▶ _Stored data entries_

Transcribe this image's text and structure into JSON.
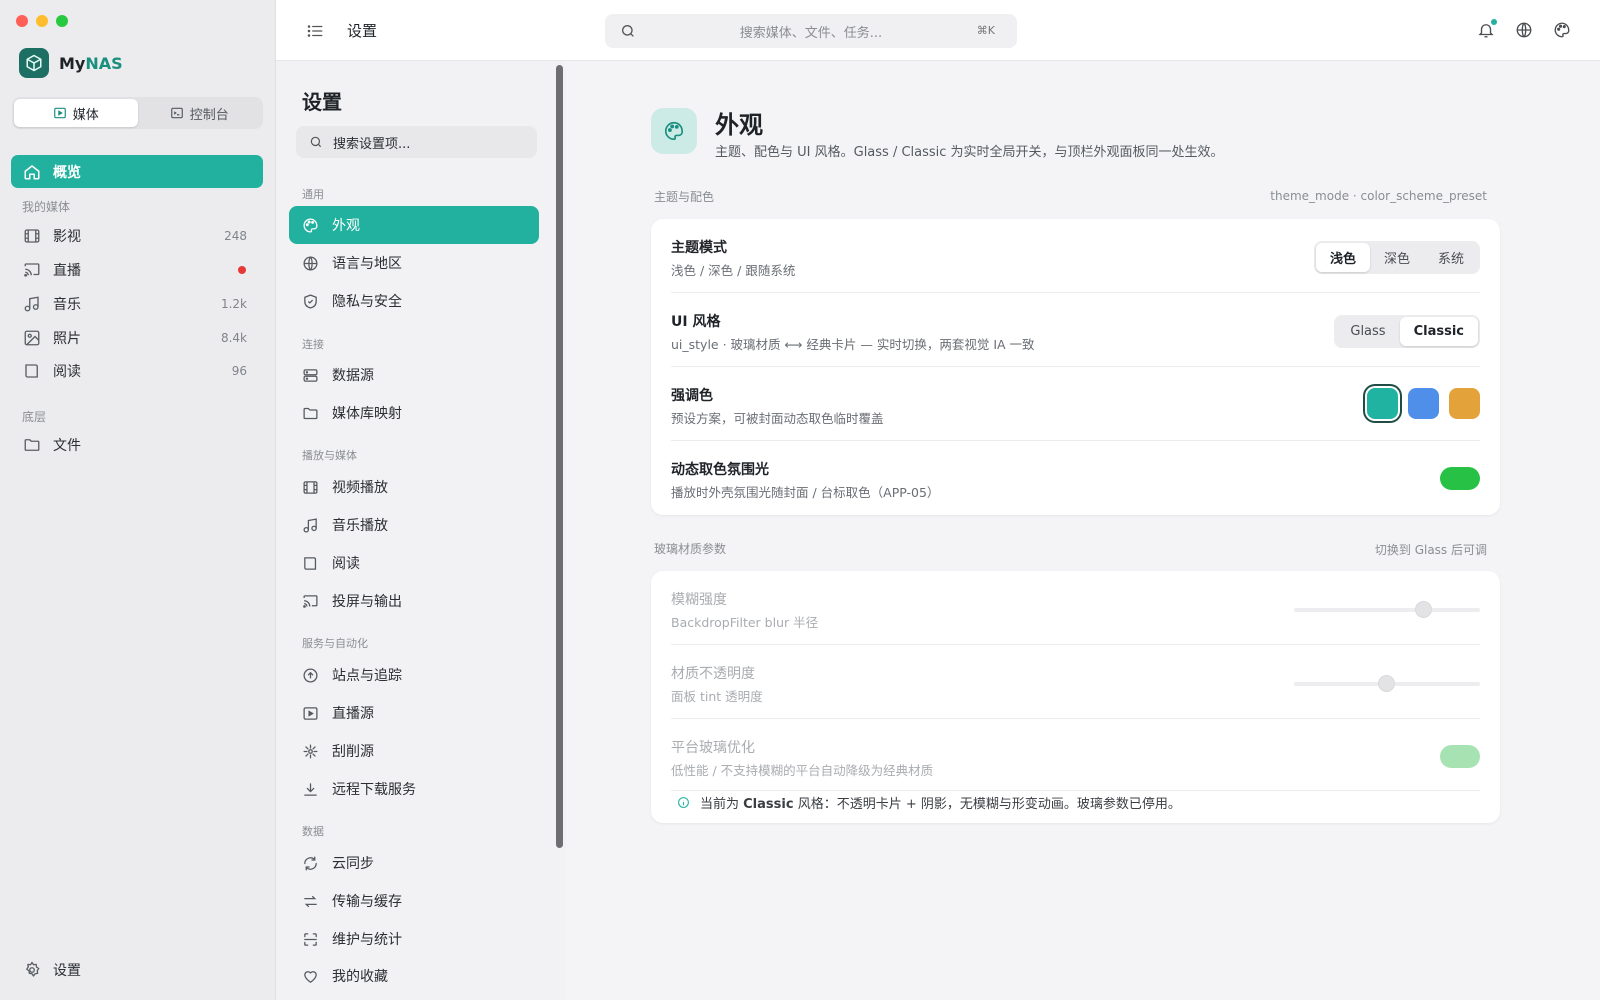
{
  "app": {
    "name_prefix": "My",
    "name_suffix": "NAS",
    "mode_tabs": [
      {
        "label": "媒体",
        "active": true
      },
      {
        "label": "控制台",
        "active": false
      }
    ],
    "primary_nav": {
      "label": "概览"
    },
    "sections": [
      {
        "label": "我的媒体",
        "items": [
          {
            "label": "影视",
            "count": "248",
            "icon": "film-icon"
          },
          {
            "label": "直播",
            "count": "",
            "live_dot": true,
            "icon": "cast-icon"
          },
          {
            "label": "音乐",
            "count": "1.2k",
            "icon": "music-note-icon"
          },
          {
            "label": "照片",
            "count": "8.4k",
            "icon": "image-icon"
          },
          {
            "label": "阅读",
            "count": "96",
            "icon": "book-icon"
          }
        ]
      },
      {
        "label": "底层",
        "items": [
          {
            "label": "文件",
            "count": "",
            "icon": "folder-icon"
          }
        ]
      }
    ],
    "footer_item": {
      "label": "设置",
      "icon": "gear-icon"
    }
  },
  "topbar": {
    "title": "设置",
    "search_placeholder": "搜索媒体、文件、任务...",
    "shortcut": "⌘K"
  },
  "settings_nav": {
    "title": "设置",
    "search_placeholder": "搜索设置项...",
    "groups": [
      {
        "label": "通用",
        "items": [
          {
            "label": "外观",
            "icon": "palette-icon",
            "active": true
          },
          {
            "label": "语言与地区",
            "icon": "globe-icon"
          },
          {
            "label": "隐私与安全",
            "icon": "shield-icon"
          }
        ]
      },
      {
        "label": "连接",
        "items": [
          {
            "label": "数据源",
            "icon": "server-icon"
          },
          {
            "label": "媒体库映射",
            "icon": "folder-icon"
          }
        ]
      },
      {
        "label": "播放与媒体",
        "items": [
          {
            "label": "视频播放",
            "icon": "film-icon"
          },
          {
            "label": "音乐播放",
            "icon": "music-note-icon"
          },
          {
            "label": "阅读",
            "icon": "book-icon"
          },
          {
            "label": "投屏与输出",
            "icon": "cast-icon"
          }
        ]
      },
      {
        "label": "服务与自动化",
        "items": [
          {
            "label": "站点与追踪",
            "icon": "upload-circle-icon"
          },
          {
            "label": "直播源",
            "icon": "play-box-icon"
          },
          {
            "label": "刮削源",
            "icon": "sparkle-icon"
          },
          {
            "label": "远程下载服务",
            "icon": "download-icon"
          }
        ]
      },
      {
        "label": "数据",
        "items": [
          {
            "label": "云同步",
            "icon": "refresh-icon"
          },
          {
            "label": "传输与缓存",
            "icon": "transfer-icon"
          },
          {
            "label": "维护与统计",
            "icon": "scan-icon"
          },
          {
            "label": "我的收藏",
            "icon": "heart-icon"
          }
        ]
      }
    ]
  },
  "page": {
    "title": "外观",
    "description": "主题、配色与 UI 风格。Glass / Classic 为实时全局开关，与顶栏外观面板同一处生效。",
    "theme_card": {
      "label": "主题与配色",
      "meta": "theme_mode · color_scheme_preset",
      "rows": {
        "theme_mode": {
          "title": "主题模式",
          "desc": "浅色 / 深色 / 跟随系统",
          "options": [
            "浅色",
            "深色",
            "系统"
          ],
          "selected": 0
        },
        "ui_style": {
          "title": "UI 风格",
          "desc": "ui_style · 玻璃材质 ⟷ 经典卡片 — 实时切换，两套视觉 IA 一致",
          "options": [
            "Glass",
            "Classic"
          ],
          "selected": 1
        },
        "accent": {
          "title": "强调色",
          "desc": "预设方案，可被封面动态取色临时覆盖",
          "swatches": [
            "#21b3a1",
            "#4f8fea",
            "#e4a23a"
          ],
          "selected": 0
        },
        "dynamic_glow": {
          "title": "动态取色氛围光",
          "desc": "播放时外壳氛围光随封面 / 台标取色（APP-05）",
          "enabled": true
        }
      }
    },
    "glass_card": {
      "label": "玻璃材质参数",
      "meta": "切换到 Glass 后可调",
      "rows": {
        "blur": {
          "title": "模糊强度",
          "desc": "BackdropFilter blur 半径",
          "value": 0.7
        },
        "opacity": {
          "title": "材质不透明度",
          "desc": "面板 tint 透明度",
          "value": 0.5
        },
        "platform": {
          "title": "平台玻璃优化",
          "desc": "低性能 / 不支持模糊的平台自动降级为经典材质",
          "enabled": true
        }
      },
      "note_prefix": "当前为 ",
      "note_bold": "Classic",
      "note_suffix": " 风格：不透明卡片 + 阴影，无模糊与形变动画。玻璃参数已停用。"
    }
  },
  "colors": {
    "accent": "#22b19e",
    "toggle_on": "#27c245",
    "live_dot": "#e53935"
  }
}
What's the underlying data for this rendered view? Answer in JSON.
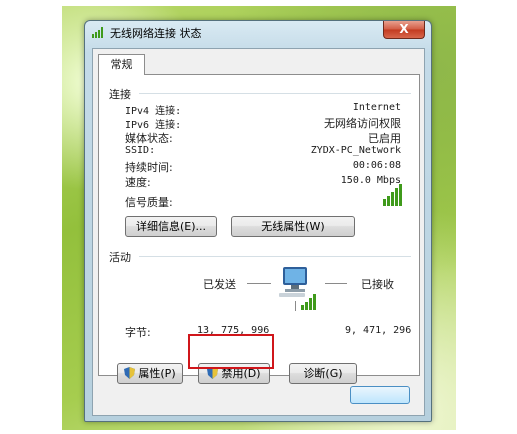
{
  "window": {
    "title": "无线网络连接 状态",
    "close_glyph": "X"
  },
  "tabs": [
    {
      "label": "常规"
    }
  ],
  "connection": {
    "heading": "连接",
    "rows": [
      {
        "label": "IPv4 连接:",
        "value": "Internet"
      },
      {
        "label": "IPv6 连接:",
        "value": "无网络访问权限"
      },
      {
        "label": "媒体状态:",
        "value": "已启用"
      },
      {
        "label": "SSID:",
        "value": "ZYDX-PC_Network"
      },
      {
        "label": "持续时间:",
        "value": "00:06:08"
      },
      {
        "label": "速度:",
        "value": "150.0 Mbps"
      }
    ],
    "signal_label": "信号质量:",
    "signal_icon": "signal-bars-icon",
    "details_button": "详细信息(E)...",
    "wireless_props_button": "无线属性(W)"
  },
  "activity": {
    "heading": "活动",
    "sent_label": "已发送",
    "received_label": "已接收",
    "bytes_label": "字节:",
    "bytes_sent": "13, 775, 996",
    "bytes_received": "9, 471, 296",
    "network_icon": "network-computer-icon"
  },
  "buttons": {
    "properties": "属性(P)",
    "disable": "禁用(D)",
    "diagnose": "诊断(G)"
  },
  "colors": {
    "highlight_box": "#d0161b",
    "signal_green": "#3f9a1b"
  }
}
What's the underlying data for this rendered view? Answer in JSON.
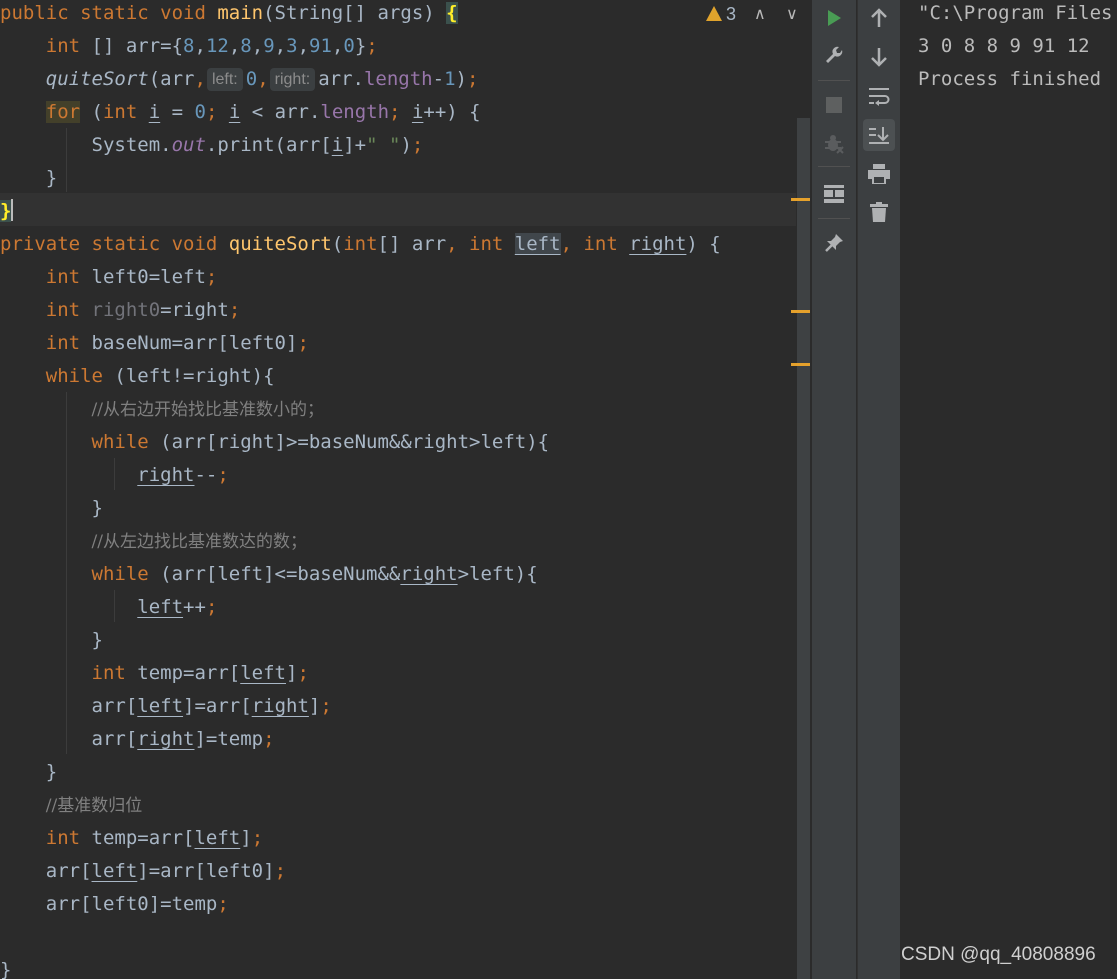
{
  "editor": {
    "warnings": {
      "count": "3"
    },
    "code_lines": [
      "public static void main(String[] args) {",
      "    int [] arr={8,12,8,9,3,91,0};",
      "    quiteSort(arr, left: 0, right: arr.length-1);",
      "    for (int i = 0; i < arr.length; i++) {",
      "        System.out.print(arr[i]+\" \");",
      "    }",
      "}",
      "private static void quiteSort(int[] arr, int left, int right) {",
      "    int left0=left;",
      "    int right0=right;",
      "    int baseNum=arr[left0];",
      "    while (left!=right){",
      "        //从右边开始找比基准数小的；",
      "        while (arr[right]>=baseNum&&right>left){",
      "            right--;",
      "        }",
      "        //从左边找比基准数达的数；",
      "        while (arr[left]<=baseNum&&right>left){",
      "            left++;",
      "        }",
      "        int temp=arr[left];",
      "        arr[left]=arr[right];",
      "        arr[right]=temp;",
      "    }",
      "    //基准数归位",
      "    int temp=arr[left];",
      "    arr[left]=arr[left0];",
      "    arr[left0]=temp;",
      "",
      "}"
    ]
  },
  "run_toolbar_left": [
    {
      "name": "rerun-icon",
      "color": "#499c54"
    },
    {
      "name": "wrench-icon"
    },
    {
      "name": "stop-icon"
    },
    {
      "name": "debug-bug-icon"
    },
    {
      "name": "layout-icon"
    },
    {
      "name": "pin-icon"
    }
  ],
  "run_toolbar_right": [
    {
      "name": "arrow-up-icon"
    },
    {
      "name": "arrow-down-icon"
    },
    {
      "name": "soft-wrap-icon"
    },
    {
      "name": "scroll-to-end-icon",
      "active": true
    },
    {
      "name": "print-icon"
    },
    {
      "name": "trash-icon"
    }
  ],
  "console": {
    "lines": [
      "\"C:\\Program Files",
      "3 0 8 8 9 91 12",
      "Process finished"
    ]
  },
  "watermark": "CSDN @qq_40808896",
  "colors": {
    "editor_bg": "#2b2b2b",
    "keyword": "#cc7832",
    "method": "#ffc66d",
    "number": "#6897bb",
    "string": "#6a8759",
    "field": "#9876aa",
    "comment": "#808080",
    "warning": "#e0a32c"
  }
}
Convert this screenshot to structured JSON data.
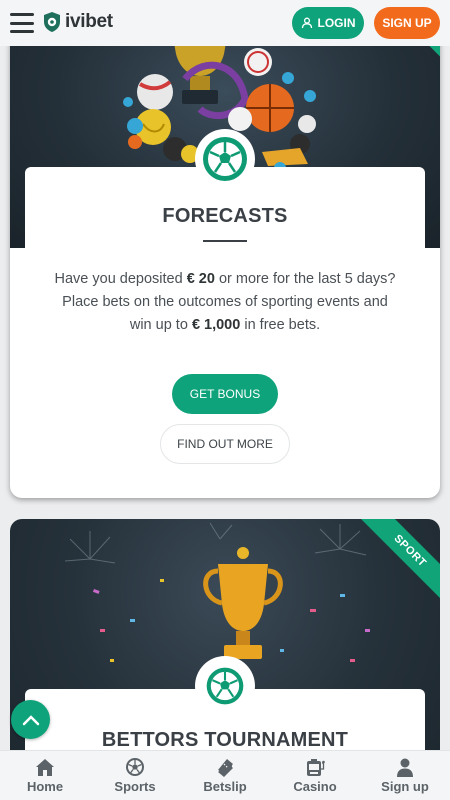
{
  "header": {
    "brand": "ivibet",
    "login_label": "LOGIN",
    "signup_label": "SIGN UP"
  },
  "promo1": {
    "title": "FORECASTS",
    "desc_line1_a": "Have you deposited ",
    "desc_line1_amount": "€ 20",
    "desc_line1_b": " or more for the last 5 days?",
    "desc_line2": "Place bets on the outcomes of sporting events and",
    "desc_line3_a": "win up to ",
    "desc_line3_amount": "€ 1,000",
    "desc_line3_b": " in free bets.",
    "primary_button": "GET BONUS",
    "secondary_button": "FIND OUT MORE"
  },
  "promo2": {
    "ribbon": "SPORT",
    "title": "BETTORS TOURNAMENT"
  },
  "bottom_nav": [
    {
      "label": "Home",
      "icon": "home-icon"
    },
    {
      "label": "Sports",
      "icon": "soccer-ball-icon"
    },
    {
      "label": "Betslip",
      "icon": "ticket-icon"
    },
    {
      "label": "Casino",
      "icon": "slot-machine-icon"
    },
    {
      "label": "Sign up",
      "icon": "user-icon"
    }
  ],
  "colors": {
    "accent_green": "#0ea37a",
    "accent_orange": "#f26b1d",
    "banner_dark": "#243039"
  }
}
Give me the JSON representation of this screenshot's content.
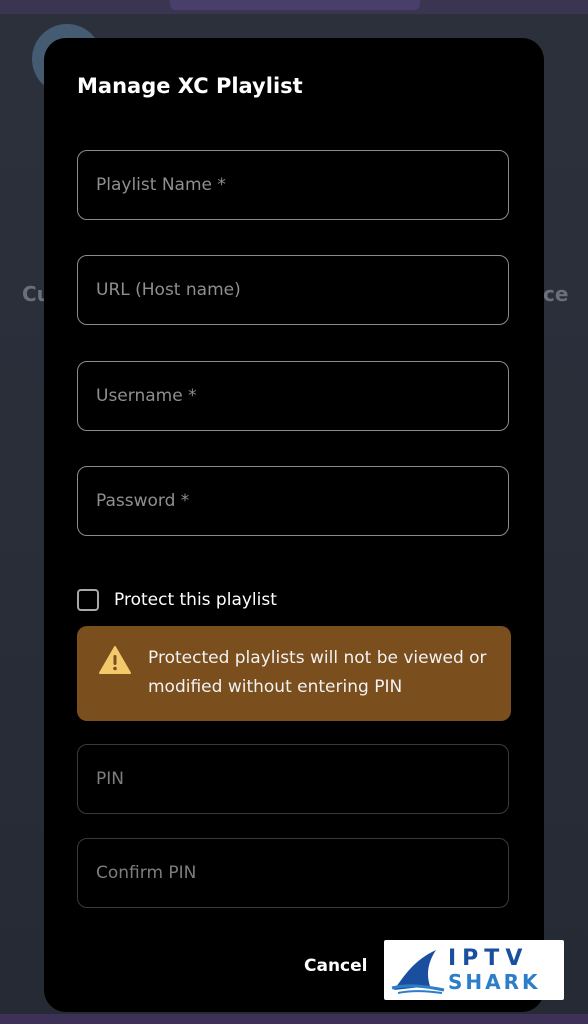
{
  "background": {
    "left_partial_text": "Cu",
    "right_partial_text": "ce"
  },
  "dialog": {
    "title": "Manage XC Playlist",
    "fields": {
      "playlist_name": {
        "placeholder": "Playlist Name *",
        "value": ""
      },
      "url": {
        "placeholder": "URL (Host name)",
        "value": ""
      },
      "username": {
        "placeholder": "Username *",
        "value": ""
      },
      "password": {
        "placeholder": "Password *",
        "value": ""
      },
      "pin": {
        "placeholder": "PIN",
        "value": ""
      },
      "confirm_pin": {
        "placeholder": "Confirm PIN",
        "value": ""
      }
    },
    "protect_checkbox": {
      "label": "Protect this playlist",
      "checked": false
    },
    "warning": {
      "icon": "warning-triangle-icon",
      "text": "Protected playlists will not be viewed or modified without entering PIN"
    },
    "cancel_label": "Cancel"
  },
  "watermark": {
    "line1": "IPTV",
    "line2": "SHARK"
  },
  "colors": {
    "dialog_bg": "#000000",
    "warning_bg": "#7a4e1d",
    "warning_icon": "#f3c96b",
    "field_border": "#8b8b8b",
    "logo_blue": "#1a4f9f"
  }
}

▶ _PROBLEM TO SOLVE_
What count of lines in the listing contain the word "true"? Reply with the number only.

▶ _COMPLETED TASK_
6